Check each line for the string "here", then give only how many lines have it.

═════ The data

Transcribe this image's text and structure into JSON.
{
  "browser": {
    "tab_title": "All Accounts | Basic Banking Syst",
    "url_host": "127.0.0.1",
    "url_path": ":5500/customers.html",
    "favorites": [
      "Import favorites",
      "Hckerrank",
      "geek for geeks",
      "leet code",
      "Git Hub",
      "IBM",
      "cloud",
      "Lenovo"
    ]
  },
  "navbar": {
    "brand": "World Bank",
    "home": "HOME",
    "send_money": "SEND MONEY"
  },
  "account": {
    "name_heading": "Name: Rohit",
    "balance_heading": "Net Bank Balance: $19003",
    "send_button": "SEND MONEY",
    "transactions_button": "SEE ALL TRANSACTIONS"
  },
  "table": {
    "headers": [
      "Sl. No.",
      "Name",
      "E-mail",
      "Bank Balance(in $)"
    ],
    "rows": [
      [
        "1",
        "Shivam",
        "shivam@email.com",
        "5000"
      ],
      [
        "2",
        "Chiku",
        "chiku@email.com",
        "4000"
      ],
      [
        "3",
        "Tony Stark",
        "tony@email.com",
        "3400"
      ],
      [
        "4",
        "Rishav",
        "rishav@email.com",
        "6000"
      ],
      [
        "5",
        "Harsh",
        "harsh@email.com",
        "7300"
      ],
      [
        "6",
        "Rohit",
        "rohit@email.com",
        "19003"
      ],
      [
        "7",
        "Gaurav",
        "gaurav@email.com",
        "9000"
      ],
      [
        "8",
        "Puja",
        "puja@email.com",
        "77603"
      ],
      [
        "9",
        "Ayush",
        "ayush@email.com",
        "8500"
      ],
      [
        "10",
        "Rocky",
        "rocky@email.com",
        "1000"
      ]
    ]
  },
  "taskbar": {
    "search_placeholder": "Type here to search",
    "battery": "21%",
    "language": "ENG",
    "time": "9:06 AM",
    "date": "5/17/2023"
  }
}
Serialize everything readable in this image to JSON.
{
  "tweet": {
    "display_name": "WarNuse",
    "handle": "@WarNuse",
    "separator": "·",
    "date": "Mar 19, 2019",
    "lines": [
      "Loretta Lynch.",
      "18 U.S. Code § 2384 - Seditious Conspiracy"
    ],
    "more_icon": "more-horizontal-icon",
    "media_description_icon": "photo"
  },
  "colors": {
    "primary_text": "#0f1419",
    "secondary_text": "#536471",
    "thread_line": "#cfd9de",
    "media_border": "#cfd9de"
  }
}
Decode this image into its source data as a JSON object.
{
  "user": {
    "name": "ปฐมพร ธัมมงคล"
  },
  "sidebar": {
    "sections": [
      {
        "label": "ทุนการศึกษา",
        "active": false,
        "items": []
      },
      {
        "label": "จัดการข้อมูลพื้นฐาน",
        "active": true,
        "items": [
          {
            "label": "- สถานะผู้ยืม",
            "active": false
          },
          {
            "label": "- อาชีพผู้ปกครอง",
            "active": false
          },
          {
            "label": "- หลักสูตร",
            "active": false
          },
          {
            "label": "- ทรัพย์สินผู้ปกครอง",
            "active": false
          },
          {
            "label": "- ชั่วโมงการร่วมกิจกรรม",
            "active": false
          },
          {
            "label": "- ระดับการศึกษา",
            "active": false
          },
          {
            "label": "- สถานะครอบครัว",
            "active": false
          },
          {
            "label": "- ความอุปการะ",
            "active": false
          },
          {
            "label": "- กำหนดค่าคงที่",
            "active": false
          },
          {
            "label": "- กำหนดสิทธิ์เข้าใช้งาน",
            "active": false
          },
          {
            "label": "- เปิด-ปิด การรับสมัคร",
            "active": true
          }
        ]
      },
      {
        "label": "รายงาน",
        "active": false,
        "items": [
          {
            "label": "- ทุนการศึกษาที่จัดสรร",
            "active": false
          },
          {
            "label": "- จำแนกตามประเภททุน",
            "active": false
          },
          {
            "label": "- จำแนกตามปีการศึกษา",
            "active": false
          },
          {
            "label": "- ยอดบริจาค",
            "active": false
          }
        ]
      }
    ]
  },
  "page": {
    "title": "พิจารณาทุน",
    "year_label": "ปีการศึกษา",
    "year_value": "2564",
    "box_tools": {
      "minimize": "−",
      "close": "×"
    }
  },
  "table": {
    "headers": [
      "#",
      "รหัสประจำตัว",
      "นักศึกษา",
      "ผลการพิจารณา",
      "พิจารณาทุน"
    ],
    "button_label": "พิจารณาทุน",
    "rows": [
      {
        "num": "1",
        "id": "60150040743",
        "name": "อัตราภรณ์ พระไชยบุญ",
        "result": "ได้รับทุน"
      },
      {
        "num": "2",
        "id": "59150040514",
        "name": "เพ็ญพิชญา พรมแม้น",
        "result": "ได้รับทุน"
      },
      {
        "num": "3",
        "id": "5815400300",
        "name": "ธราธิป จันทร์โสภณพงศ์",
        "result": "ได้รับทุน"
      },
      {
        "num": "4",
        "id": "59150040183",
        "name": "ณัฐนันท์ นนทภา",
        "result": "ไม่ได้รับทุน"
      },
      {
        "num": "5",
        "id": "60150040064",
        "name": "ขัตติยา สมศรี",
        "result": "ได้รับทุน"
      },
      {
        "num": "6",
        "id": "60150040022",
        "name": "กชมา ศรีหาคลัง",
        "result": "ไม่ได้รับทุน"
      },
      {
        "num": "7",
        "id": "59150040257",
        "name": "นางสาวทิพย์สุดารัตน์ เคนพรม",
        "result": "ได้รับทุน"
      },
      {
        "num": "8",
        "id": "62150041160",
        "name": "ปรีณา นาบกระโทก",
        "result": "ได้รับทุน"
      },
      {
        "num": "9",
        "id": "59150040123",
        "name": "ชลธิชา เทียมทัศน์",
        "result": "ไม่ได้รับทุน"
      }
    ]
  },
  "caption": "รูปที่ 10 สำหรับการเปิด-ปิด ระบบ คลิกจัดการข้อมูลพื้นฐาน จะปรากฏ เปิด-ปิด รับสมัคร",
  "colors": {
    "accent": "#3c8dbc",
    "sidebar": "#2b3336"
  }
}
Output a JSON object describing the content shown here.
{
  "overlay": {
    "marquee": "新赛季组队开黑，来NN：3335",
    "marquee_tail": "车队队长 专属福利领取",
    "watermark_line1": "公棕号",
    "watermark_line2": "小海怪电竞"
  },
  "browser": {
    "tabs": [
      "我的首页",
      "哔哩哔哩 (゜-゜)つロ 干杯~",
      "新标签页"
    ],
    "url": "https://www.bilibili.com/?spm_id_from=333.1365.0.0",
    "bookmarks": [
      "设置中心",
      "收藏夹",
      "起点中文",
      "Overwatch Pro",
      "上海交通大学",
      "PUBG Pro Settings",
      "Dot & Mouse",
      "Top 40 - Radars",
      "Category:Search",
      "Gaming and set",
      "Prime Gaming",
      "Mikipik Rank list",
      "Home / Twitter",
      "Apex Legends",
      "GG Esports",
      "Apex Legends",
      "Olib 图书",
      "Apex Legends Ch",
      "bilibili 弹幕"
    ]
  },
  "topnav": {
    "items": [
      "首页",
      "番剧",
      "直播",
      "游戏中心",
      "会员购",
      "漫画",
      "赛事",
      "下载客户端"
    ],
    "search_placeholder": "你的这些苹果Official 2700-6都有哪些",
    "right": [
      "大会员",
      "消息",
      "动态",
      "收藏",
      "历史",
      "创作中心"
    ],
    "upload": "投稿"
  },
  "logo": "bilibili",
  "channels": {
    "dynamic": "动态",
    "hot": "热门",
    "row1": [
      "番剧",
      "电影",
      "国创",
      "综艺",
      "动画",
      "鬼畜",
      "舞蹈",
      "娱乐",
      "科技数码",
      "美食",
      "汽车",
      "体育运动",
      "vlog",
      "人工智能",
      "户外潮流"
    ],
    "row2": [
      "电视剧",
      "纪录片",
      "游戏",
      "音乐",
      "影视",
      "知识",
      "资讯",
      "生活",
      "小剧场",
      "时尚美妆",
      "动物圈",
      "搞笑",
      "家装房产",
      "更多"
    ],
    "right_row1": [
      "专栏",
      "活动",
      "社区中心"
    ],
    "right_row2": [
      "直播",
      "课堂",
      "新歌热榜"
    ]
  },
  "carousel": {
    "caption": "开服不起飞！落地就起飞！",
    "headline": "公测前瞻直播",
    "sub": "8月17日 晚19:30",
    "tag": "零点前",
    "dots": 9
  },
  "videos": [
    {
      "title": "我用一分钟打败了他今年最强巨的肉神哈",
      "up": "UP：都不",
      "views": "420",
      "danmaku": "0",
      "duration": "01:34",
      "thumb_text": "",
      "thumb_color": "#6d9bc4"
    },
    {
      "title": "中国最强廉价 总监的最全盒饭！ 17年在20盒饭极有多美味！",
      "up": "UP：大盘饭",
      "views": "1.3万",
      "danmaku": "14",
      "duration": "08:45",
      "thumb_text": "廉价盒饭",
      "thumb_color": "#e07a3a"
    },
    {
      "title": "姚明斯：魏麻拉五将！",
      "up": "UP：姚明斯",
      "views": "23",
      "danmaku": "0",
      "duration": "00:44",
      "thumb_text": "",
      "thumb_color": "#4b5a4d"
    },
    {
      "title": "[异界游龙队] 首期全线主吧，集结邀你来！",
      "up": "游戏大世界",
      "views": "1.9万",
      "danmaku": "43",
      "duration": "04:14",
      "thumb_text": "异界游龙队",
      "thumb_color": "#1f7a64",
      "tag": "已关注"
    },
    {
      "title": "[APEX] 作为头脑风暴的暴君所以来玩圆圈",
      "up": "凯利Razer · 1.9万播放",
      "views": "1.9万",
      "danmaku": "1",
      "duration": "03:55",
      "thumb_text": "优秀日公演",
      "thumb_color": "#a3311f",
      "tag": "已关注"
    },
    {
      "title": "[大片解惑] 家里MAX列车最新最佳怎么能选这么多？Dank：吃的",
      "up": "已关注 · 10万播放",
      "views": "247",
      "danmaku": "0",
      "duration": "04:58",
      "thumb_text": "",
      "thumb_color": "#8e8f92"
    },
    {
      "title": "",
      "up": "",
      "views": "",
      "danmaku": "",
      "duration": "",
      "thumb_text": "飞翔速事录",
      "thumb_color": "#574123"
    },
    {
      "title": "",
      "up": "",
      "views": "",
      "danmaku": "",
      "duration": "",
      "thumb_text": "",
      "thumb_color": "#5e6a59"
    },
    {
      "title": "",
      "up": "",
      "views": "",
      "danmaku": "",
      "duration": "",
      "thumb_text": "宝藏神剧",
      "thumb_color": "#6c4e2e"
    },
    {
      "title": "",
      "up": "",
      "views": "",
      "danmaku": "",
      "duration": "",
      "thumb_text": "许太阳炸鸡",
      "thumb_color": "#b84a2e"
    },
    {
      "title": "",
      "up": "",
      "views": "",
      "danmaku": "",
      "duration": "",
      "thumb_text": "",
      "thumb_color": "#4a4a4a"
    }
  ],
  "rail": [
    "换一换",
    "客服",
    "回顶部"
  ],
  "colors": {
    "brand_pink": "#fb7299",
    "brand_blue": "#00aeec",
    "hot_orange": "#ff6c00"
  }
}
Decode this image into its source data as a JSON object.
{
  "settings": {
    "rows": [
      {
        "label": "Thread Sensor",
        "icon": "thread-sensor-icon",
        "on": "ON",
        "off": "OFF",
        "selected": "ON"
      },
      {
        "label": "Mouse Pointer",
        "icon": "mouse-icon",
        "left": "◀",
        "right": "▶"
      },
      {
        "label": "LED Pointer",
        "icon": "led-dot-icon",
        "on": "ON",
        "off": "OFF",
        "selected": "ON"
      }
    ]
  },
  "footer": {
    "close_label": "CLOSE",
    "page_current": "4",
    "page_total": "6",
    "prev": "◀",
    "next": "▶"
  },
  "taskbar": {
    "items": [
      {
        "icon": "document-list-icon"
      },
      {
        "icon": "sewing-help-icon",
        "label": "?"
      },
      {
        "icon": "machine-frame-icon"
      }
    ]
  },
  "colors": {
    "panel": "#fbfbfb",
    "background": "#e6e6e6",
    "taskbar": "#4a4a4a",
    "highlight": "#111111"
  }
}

══════════

* [Exercise solution]:
2